[Extracted records]
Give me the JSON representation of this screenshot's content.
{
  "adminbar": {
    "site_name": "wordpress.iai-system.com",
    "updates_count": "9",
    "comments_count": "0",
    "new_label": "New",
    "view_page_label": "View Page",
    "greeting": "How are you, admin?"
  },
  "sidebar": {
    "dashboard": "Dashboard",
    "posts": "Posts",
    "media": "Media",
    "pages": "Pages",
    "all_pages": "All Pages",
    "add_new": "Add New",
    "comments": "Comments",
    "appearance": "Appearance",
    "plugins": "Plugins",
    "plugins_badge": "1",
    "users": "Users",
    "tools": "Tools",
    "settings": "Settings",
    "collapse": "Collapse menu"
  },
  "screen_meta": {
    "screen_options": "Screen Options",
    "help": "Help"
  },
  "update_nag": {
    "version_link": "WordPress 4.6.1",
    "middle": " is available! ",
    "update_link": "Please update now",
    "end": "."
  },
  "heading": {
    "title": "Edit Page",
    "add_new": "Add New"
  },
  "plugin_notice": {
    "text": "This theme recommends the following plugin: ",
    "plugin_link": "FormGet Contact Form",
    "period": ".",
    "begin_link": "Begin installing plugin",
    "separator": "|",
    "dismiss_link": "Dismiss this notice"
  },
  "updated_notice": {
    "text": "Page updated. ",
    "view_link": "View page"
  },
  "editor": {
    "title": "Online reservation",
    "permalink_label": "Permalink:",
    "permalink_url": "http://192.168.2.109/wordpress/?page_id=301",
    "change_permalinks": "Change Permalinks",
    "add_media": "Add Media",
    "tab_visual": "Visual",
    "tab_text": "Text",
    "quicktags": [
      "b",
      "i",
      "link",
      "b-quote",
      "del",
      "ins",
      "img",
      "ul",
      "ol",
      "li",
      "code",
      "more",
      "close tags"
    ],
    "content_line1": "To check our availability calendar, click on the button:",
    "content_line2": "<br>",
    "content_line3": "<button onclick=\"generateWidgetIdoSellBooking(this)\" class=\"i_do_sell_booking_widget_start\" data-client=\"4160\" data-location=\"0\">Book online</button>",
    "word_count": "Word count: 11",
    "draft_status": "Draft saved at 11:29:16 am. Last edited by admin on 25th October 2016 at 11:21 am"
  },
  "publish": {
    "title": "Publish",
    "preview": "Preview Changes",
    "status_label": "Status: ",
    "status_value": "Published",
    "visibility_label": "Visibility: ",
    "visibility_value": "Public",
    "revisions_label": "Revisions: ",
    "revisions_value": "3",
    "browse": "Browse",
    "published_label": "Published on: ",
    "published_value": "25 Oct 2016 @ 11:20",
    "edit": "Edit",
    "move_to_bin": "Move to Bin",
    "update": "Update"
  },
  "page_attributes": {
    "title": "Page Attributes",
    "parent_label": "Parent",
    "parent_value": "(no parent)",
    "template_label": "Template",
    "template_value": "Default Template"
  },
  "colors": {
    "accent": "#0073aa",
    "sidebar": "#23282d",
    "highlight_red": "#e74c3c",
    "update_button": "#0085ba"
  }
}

> [Short exercise]: Write out every entry verbatim.

> [Reply to the task]:
Give me the JSON representation of this screenshot's content.
{
  "adminbar": {
    "site_name": "wordpress.iai-system.com",
    "updates_count": "9",
    "comments_count": "0",
    "new_label": "New",
    "view_page_label": "View Page",
    "greeting": "How are you, admin?"
  },
  "sidebar": {
    "dashboard": "Dashboard",
    "posts": "Posts",
    "media": "Media",
    "pages": "Pages",
    "all_pages": "All Pages",
    "add_new": "Add New",
    "comments": "Comments",
    "appearance": "Appearance",
    "plugins": "Plugins",
    "plugins_badge": "1",
    "users": "Users",
    "tools": "Tools",
    "settings": "Settings",
    "collapse": "Collapse menu"
  },
  "screen_meta": {
    "screen_options": "Screen Options",
    "help": "Help"
  },
  "update_nag": {
    "version_link": "WordPress 4.6.1",
    "middle": " is available! ",
    "update_link": "Please update now",
    "end": "."
  },
  "heading": {
    "title": "Edit Page",
    "add_new": "Add New"
  },
  "plugin_notice": {
    "text": "This theme recommends the following plugin: ",
    "plugin_link": "FormGet Contact Form",
    "period": ".",
    "begin_link": "Begin installing plugin",
    "separator": "|",
    "dismiss_link": "Dismiss this notice"
  },
  "updated_notice": {
    "text": "Page updated. ",
    "view_link": "View page"
  },
  "editor": {
    "title": "Online reservation",
    "permalink_label": "Permalink:",
    "permalink_url": "http://192.168.2.109/wordpress/?page_id=301",
    "change_permalinks": "Change Permalinks",
    "add_media": "Add Media",
    "tab_visual": "Visual",
    "tab_text": "Text",
    "quicktags": [
      "b",
      "i",
      "link",
      "b-quote",
      "del",
      "ins",
      "img",
      "ul",
      "ol",
      "li",
      "code",
      "more",
      "close tags"
    ],
    "content_line1": "To check our availability calendar, click on the button:",
    "content_line2": "<br>",
    "content_line3": "<button onclick=\"generateWidgetIdoSellBooking(this)\" class=\"i_do_sell_booking_widget_start\" data-client=\"4160\" data-location=\"0\">Book online</button>",
    "word_count": "Word count: 11",
    "draft_status": "Draft saved at 11:29:16 am. Last edited by admin on 25th October 2016 at 11:21 am"
  },
  "publish": {
    "title": "Publish",
    "preview": "Preview Changes",
    "status_label": "Status: ",
    "status_value": "Published",
    "visibility_label": "Visibility: ",
    "visibility_value": "Public",
    "revisions_label": "Revisions: ",
    "revisions_value": "3",
    "browse": "Browse",
    "published_label": "Published on: ",
    "published_value": "25 Oct 2016 @ 11:20",
    "edit": "Edit",
    "move_to_bin": "Move to Bin",
    "update": "Update"
  },
  "page_attributes": {
    "title": "Page Attributes",
    "parent_label": "Parent",
    "parent_value": "(no parent)",
    "template_label": "Template",
    "template_value": "Default Template"
  },
  "colors": {
    "accent": "#0073aa",
    "sidebar": "#23282d",
    "highlight_red": "#e74c3c",
    "update_button": "#0085ba"
  }
}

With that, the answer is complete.